First. The contention that illegal conduct on the part of the State's officers deprived petitioner of the equal protection of the laws hardly needs notice. The claim is that where officers violate the law so that some defendants are treated as was petitioner, and others are treated as the law requires, inequality and discrimination results which denies equal protection. The contention is frivolous. The record is bare of any proof to support it.
Second. The petitioner asserts that Hope's testimony was not corroborated. Under California law, the uncorroborated testimony of an accomplice is not sufficient to sustain a conviction. 7 Petitioner contends that, in consideration of Hope's confessing and turning state's evidence, leniency was extended him by the court. Petitioner says that Hope's affidavits show that the prosecuting officials well knew that Hope's testimony was a [314 U.S. 219, 227] fabrication; that he was persuaded so to testify by fraud, promises of leniency and threats, and the trial was a mere sham. 8
These contentions need but brief notice. The Fourteenth Amendment does not forbid a state court to construe and apply its laws with respect to the evidence of an accomplice. There is no adequate showing that there was a corrupt bargain with Hope, and the practice of taking into consideration, in sentencing an accomplice, his aid to the state in turning state's evidence can be no denial of due process to a convicted confederate. Hope's affidavits not only were prepared after the State Supreme Court had passed upon the case and its opinion had been published but after the lapse of nearly three years from the trial. They could, therefore, be considered only in the habeas corpus case. The State contends that it had no opportunity to answer them. This is contested by the petitioner. In any event, it was stipulated that the record on appeal in the other case should be part of the record on the habeas corpus hearing; and comparison of the testimony at the trial with the allegations of the affidavits raises serious doubts as to their truthfulness. The appraisal of the conflicting evidence was for the court below. Even if its refusal to believe Hope's depositions were erroneous, the error would be no more a denial of due process than was its approval, on appeal, of the trial judge's refusal to direct a verdict on the ground of insufficiency of evidence.
Third. Testimony was admitted concerning the death of James' former wife, on the widely recognized principle that similar but disconnected acts may be shown to establish intent, design, and system. 9 The Fourteenth Amendment leaves California free to adopt a rule of relevance [314 U.S. 219, 228] which the court below holds was applied here in accordance with the State's law.

#### [PROBLEMS AND TASKS]
[A] In the opinion excerpt, rewrite the paragraph beginning "These contentions need but brief notice" as a short bulleted list that keeps its main facts.
[B] Answer these questions from the opinion excerpt:
(i) Under California law, what is not sufficient to sustain a conviction?
(ii) How long after the trial were Hope's affidavits prepared?
(iii) Testimony about whose death was admitted?
[C] Extend the opinion excerpt, picking up after its last sentence.

#### [DATASET EXTRACT]

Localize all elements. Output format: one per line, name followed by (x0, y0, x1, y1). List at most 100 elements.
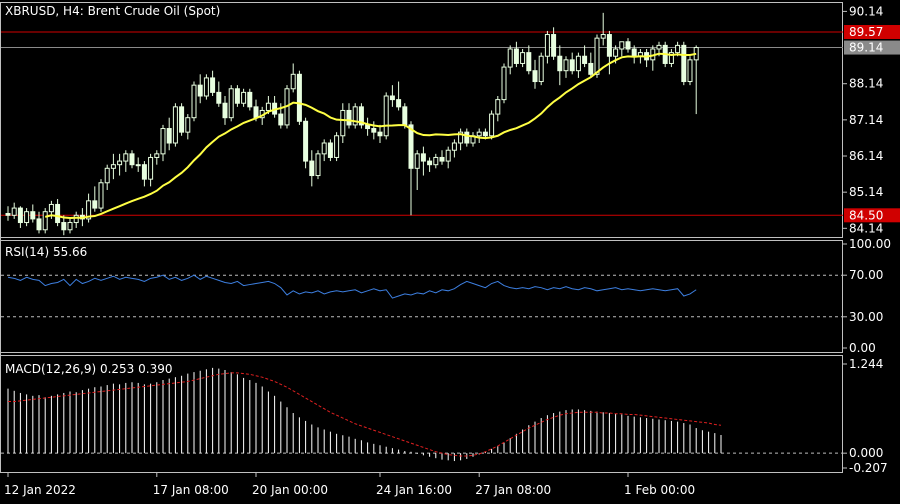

#### [SOLVED PROBLEMS]
[A]
- The Fourteenth Amendment does not forbid a state court to construe and apply its laws on the evidence of an accomplice.
- There is no adequate showing of a corrupt bargain with Hope.
- Taking an accomplice's aid to the state into account when sentencing him is no denial of due process to a convicted confederate.
- Hope's affidavits were prepared after the State Supreme Court had decided the case and published its opinion, and nearly three years after the trial. They could therefore be considered only in the habeas corpus case.
- The State says it had no opportunity to answer the affidavits. The petitioner contests this.
- The record on appeal was stipulated to be part of the habeas corpus record. Comparing the trial testimony with the affidavits raises serious doubts about their truthfulness.
- Weighing the conflicting evidence was for the court below.
- Even an erroneous refusal to believe Hope's depositions would be no more a denial of due process than the court's approval, on appeal, of the trial judge's refusal to direct a verdict for insufficient evidence.

[B]
(i) The uncorroborated testimony of an accomplice.
(ii) Nearly three years.
(iii) The death of James' former wife.

[C]
The insistence that the trial judge's refusal to grant a continuance, so that petitioner could take answering depositions, was a denial of due process goes even farther afield. Counsel had notice at the opening of the trial, or shortly thereafter, that the State intended to introduce evidence on this subject,-but waited until the State had rested before asking the continuance. Even then the showing was inadequate as to the identity of the witnesses and the nature of the expected evidence. The judge, in the exercise of his discretion, denied the motion. The Fourteenth Amendment gives this Court no mandate to review his action or inquire whether he abused his discretion in such a field.
Fourth. A part of the State's case was that Hope had purchased snakes and brought them to the petitioner in pursuance of the conspiracy. Two snakes were brought into the courtroom to be identified by the witness who said he sold them to Hope. The petitioner says that the sole purpose of the production of the snakes was to prejudice the jury against him and that those in the courtroom, including the jury, were in a panic as a result of the incident. For this he cites current newspaper accounts and affidavits of his counsel. The State denies any improper purpose and, to rebut the assertions of petitioner, relies on a counter-affidavit and a statement by the trial judge. The record discloses that at a subsequent state of the trial the snakes were brought into court at the defendant's request.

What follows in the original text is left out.